## Instructions to follow
Find the lines holding the word "type" and collect them.

Lines of data
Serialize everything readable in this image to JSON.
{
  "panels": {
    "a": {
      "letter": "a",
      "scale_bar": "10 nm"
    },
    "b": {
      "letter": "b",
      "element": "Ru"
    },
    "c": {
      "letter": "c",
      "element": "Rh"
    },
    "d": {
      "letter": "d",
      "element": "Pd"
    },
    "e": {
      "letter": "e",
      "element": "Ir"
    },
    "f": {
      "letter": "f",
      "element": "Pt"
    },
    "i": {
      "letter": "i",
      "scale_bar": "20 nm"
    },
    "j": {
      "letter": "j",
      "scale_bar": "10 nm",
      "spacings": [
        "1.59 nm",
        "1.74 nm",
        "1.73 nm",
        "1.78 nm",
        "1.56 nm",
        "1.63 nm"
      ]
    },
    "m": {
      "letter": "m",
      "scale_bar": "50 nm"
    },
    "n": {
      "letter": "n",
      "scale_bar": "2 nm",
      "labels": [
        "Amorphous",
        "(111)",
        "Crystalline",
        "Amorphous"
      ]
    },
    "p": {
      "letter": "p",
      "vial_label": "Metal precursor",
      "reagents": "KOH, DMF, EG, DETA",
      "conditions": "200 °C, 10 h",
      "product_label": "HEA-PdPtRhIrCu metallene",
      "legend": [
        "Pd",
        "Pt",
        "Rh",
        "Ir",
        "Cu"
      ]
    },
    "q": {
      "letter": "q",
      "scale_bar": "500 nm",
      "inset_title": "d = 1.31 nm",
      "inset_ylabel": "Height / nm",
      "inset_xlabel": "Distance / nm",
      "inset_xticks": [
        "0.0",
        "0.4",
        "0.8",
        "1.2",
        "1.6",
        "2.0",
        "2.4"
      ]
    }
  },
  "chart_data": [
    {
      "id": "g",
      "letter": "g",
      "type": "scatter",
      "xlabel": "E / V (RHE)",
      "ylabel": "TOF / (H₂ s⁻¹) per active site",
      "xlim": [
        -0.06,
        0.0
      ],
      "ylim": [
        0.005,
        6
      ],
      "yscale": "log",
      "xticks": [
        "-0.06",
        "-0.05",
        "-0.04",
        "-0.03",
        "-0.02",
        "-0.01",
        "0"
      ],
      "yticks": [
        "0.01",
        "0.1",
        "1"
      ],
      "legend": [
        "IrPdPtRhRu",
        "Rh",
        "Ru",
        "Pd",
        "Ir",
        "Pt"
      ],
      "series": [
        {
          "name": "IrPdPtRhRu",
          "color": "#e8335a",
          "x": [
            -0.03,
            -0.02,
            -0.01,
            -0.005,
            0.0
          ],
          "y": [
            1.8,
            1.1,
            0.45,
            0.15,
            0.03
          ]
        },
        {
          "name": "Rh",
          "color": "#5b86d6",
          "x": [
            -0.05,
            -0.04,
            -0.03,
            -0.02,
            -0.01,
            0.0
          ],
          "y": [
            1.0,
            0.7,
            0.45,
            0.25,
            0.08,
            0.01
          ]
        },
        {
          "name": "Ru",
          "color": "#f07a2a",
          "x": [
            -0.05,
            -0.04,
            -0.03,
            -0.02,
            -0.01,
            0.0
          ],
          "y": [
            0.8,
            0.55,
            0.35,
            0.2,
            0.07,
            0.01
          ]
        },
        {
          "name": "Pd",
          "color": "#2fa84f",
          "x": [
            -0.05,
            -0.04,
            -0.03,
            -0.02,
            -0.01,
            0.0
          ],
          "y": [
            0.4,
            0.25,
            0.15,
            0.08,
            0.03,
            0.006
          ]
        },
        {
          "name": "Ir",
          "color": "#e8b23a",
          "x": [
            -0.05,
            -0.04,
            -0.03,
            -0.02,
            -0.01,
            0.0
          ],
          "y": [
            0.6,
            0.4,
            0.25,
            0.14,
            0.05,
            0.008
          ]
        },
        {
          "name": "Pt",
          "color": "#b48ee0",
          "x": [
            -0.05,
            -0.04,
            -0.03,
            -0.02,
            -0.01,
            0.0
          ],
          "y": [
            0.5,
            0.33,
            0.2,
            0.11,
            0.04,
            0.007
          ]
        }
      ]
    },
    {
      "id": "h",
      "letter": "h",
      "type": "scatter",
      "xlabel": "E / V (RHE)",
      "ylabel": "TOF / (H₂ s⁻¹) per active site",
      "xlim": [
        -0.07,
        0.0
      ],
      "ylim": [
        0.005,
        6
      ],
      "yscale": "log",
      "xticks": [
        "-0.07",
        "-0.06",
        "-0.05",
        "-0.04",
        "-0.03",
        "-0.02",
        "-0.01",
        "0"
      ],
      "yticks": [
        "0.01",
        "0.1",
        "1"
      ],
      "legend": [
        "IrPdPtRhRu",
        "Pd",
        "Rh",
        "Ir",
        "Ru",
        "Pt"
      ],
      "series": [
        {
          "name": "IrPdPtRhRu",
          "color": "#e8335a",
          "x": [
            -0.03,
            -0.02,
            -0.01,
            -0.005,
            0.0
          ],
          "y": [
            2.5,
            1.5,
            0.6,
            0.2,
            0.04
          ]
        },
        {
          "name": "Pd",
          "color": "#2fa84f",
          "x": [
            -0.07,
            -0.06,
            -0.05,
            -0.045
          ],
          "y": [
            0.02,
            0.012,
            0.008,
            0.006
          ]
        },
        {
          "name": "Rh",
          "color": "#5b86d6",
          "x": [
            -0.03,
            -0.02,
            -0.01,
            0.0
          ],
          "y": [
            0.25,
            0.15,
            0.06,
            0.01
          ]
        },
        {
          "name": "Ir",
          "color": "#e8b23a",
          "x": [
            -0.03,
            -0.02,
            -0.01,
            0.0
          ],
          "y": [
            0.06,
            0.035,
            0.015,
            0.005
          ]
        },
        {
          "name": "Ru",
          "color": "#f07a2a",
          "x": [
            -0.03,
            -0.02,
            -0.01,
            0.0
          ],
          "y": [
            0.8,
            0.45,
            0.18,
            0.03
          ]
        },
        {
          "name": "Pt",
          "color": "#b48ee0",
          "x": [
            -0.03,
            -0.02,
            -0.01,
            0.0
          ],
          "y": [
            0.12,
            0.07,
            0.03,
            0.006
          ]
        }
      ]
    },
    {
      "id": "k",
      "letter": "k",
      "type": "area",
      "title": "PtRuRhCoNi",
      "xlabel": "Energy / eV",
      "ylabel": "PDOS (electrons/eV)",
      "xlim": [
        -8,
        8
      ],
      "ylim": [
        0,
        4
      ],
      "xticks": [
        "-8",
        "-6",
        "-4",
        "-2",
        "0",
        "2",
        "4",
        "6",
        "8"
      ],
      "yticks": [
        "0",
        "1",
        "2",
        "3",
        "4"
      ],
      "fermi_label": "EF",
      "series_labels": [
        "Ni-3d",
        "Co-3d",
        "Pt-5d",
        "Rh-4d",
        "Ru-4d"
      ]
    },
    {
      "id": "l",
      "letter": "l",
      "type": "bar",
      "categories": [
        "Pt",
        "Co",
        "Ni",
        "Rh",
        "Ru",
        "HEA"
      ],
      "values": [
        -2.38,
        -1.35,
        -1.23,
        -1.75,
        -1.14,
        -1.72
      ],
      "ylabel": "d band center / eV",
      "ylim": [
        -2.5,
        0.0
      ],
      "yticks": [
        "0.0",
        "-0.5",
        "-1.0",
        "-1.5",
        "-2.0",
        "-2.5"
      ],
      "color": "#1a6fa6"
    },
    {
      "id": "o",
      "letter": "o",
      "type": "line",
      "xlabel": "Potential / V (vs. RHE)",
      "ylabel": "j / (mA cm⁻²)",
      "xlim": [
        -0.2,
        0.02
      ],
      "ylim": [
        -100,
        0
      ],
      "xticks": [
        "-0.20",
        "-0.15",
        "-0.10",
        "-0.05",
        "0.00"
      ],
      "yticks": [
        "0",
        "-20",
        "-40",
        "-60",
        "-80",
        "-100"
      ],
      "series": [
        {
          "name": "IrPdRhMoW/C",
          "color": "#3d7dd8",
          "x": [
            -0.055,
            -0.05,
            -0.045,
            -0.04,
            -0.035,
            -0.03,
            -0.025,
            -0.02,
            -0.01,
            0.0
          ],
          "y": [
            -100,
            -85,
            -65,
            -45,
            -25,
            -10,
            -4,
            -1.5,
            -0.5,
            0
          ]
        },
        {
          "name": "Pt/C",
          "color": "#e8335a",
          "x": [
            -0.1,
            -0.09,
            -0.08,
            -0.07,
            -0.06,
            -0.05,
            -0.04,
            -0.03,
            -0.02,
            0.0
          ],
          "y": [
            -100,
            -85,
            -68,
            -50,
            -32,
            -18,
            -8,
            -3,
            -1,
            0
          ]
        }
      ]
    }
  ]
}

## Solution to this task
      "type": "scatter",
      "type": "scatter",
      "type": "area",
      "type": "bar",
      "type": "line",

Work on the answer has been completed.